---------- Information given ----------
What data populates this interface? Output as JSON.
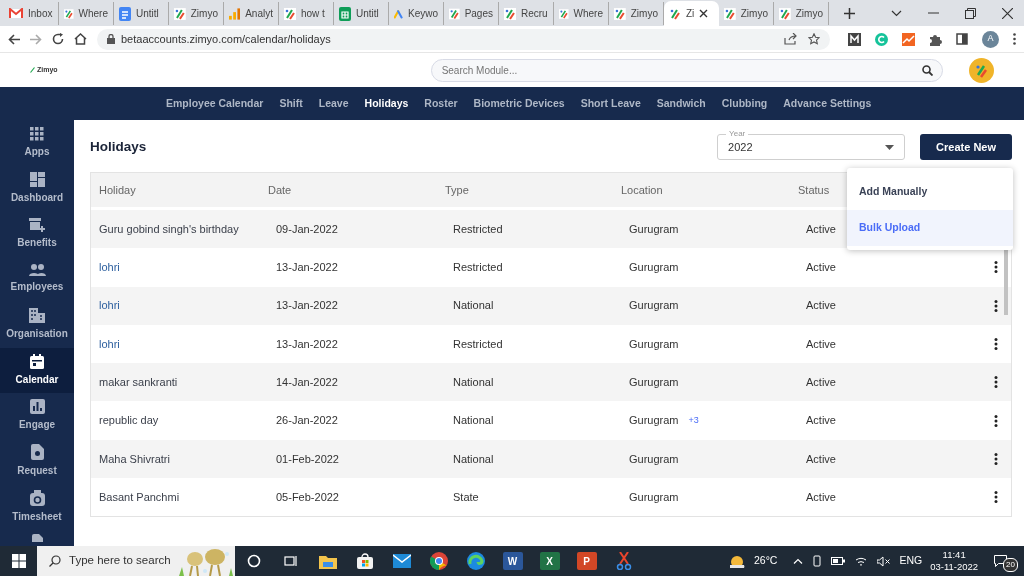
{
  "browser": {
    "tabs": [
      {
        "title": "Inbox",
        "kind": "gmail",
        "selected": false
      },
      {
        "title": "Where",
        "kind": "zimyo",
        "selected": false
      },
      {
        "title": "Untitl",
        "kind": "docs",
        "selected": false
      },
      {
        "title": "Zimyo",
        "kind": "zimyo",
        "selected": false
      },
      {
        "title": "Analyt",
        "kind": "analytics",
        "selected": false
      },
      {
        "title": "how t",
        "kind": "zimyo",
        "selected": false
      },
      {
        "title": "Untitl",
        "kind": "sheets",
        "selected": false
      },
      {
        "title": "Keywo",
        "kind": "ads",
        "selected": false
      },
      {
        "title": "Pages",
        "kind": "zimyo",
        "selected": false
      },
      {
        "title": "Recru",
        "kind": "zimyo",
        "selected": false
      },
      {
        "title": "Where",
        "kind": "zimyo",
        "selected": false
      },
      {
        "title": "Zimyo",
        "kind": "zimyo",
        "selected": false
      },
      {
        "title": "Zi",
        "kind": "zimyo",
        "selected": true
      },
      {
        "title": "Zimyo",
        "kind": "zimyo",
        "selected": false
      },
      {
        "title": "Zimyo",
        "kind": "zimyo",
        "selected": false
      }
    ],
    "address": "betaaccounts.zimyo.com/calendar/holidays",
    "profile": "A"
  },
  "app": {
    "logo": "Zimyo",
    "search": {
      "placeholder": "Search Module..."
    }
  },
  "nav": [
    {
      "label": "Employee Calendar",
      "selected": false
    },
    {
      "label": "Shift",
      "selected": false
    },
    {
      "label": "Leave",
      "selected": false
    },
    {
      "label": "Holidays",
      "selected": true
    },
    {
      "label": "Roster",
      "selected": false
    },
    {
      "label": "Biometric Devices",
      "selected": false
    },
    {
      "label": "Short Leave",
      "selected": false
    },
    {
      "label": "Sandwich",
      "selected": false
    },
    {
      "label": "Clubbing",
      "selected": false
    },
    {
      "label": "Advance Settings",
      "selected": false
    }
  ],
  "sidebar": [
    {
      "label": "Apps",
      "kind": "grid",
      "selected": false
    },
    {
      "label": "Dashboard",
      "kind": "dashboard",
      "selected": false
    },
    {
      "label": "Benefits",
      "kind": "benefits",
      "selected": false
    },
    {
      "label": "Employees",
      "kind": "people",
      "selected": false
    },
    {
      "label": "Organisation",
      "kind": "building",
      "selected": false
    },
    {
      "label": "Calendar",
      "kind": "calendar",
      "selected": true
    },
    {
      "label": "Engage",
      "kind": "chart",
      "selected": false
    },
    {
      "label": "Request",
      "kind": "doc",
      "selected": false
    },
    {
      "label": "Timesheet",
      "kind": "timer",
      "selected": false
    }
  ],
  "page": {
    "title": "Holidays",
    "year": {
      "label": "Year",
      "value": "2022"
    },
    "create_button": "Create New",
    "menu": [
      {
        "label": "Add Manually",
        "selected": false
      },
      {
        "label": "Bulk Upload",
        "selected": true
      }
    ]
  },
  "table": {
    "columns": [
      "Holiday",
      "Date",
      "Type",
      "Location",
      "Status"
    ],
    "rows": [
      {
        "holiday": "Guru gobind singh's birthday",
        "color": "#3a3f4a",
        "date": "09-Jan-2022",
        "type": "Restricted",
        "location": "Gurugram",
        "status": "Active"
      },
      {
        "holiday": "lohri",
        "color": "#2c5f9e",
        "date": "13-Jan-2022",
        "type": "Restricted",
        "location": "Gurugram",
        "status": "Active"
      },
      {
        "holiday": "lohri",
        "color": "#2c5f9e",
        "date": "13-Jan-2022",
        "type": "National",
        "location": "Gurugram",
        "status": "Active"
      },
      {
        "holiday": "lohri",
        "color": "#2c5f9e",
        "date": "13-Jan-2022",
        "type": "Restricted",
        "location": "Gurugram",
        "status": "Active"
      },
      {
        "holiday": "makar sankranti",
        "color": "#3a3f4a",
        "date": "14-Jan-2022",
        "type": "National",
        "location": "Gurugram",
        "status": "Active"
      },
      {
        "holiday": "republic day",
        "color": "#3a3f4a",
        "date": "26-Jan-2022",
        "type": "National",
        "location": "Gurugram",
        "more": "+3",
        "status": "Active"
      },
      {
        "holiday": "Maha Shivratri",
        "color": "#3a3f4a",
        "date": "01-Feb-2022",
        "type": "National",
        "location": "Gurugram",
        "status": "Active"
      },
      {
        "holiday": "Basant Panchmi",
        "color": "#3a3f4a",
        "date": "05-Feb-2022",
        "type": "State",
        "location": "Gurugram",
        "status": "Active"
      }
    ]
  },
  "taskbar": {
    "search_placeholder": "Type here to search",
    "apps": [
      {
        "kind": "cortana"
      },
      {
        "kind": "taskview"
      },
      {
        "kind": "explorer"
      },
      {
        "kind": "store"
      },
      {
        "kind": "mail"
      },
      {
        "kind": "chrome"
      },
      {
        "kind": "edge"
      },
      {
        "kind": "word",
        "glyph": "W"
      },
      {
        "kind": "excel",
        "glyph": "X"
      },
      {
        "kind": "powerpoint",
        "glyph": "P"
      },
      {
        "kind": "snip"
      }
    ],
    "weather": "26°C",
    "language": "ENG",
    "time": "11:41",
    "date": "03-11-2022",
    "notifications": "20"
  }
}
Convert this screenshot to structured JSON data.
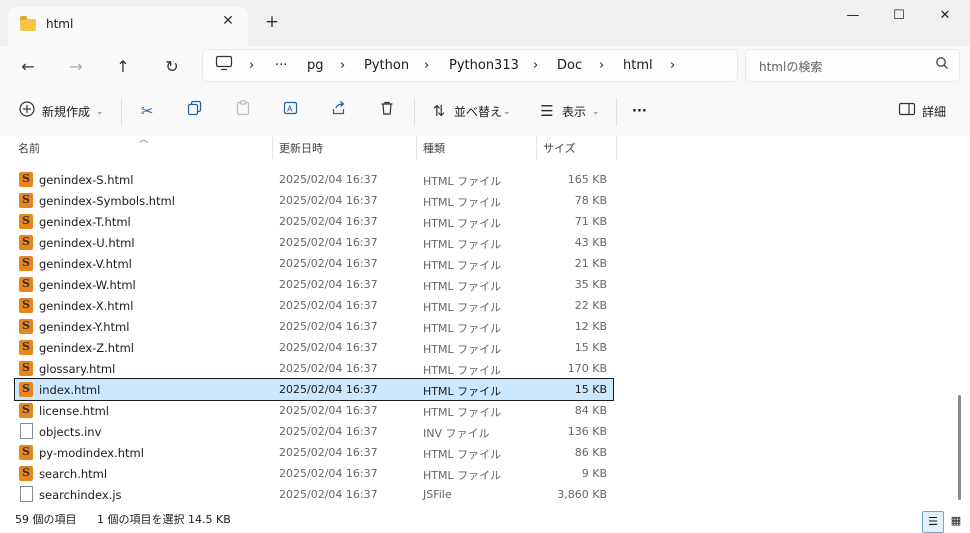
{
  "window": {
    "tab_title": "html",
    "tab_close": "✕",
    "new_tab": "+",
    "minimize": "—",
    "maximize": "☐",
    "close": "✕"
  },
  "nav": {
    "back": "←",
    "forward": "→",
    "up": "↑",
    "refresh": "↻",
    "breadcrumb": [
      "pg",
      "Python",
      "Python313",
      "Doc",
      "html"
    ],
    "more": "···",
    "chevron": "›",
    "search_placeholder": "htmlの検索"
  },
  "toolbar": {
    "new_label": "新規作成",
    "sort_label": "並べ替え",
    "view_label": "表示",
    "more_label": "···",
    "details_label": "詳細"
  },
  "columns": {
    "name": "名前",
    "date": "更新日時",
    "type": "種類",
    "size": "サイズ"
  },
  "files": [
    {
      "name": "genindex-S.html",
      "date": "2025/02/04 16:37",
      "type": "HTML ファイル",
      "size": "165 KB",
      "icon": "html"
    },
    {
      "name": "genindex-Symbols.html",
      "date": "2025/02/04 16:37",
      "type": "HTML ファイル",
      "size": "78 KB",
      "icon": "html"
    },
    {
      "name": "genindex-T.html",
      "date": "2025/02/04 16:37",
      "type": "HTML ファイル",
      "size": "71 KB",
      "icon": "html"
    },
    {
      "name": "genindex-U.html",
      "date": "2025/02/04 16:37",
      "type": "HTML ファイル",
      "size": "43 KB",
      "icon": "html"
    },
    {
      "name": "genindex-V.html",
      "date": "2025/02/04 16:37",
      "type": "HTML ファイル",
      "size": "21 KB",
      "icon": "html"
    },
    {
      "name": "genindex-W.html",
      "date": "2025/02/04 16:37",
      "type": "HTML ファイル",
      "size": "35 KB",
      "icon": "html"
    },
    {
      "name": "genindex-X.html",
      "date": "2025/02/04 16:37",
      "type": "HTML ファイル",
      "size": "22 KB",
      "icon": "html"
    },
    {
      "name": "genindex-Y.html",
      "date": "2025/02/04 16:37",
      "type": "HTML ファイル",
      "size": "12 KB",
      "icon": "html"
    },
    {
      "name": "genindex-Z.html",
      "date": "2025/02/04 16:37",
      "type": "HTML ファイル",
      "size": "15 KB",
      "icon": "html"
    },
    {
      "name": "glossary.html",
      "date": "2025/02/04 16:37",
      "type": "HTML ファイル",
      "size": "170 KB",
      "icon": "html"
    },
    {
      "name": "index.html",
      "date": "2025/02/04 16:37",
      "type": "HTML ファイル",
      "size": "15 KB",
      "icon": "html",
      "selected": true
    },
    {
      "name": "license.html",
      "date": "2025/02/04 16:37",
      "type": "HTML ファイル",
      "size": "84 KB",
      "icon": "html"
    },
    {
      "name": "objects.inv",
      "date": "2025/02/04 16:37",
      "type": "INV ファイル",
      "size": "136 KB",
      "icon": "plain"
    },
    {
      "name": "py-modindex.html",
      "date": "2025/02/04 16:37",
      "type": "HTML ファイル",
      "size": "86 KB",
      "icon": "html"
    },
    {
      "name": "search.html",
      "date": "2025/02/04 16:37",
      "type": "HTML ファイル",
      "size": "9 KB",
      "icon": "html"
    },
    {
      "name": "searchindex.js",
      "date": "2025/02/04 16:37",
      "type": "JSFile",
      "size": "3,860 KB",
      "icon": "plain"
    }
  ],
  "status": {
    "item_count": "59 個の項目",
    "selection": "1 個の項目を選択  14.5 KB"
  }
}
----------
__What you will do__.
Gather every line from the entries above where the word "genindex" appears, and copy them.

__Answer below__.
      "name": "genindex-S.html",
      "name": "genindex-Symbols.html",
      "name": "genindex-T.html",
      "name": "genindex-U.html",
      "name": "genindex-V.html",
      "name": "genindex-W.html",
      "name": "genindex-X.html",
      "name": "genindex-Y.html",
      "name": "genindex-Z.html",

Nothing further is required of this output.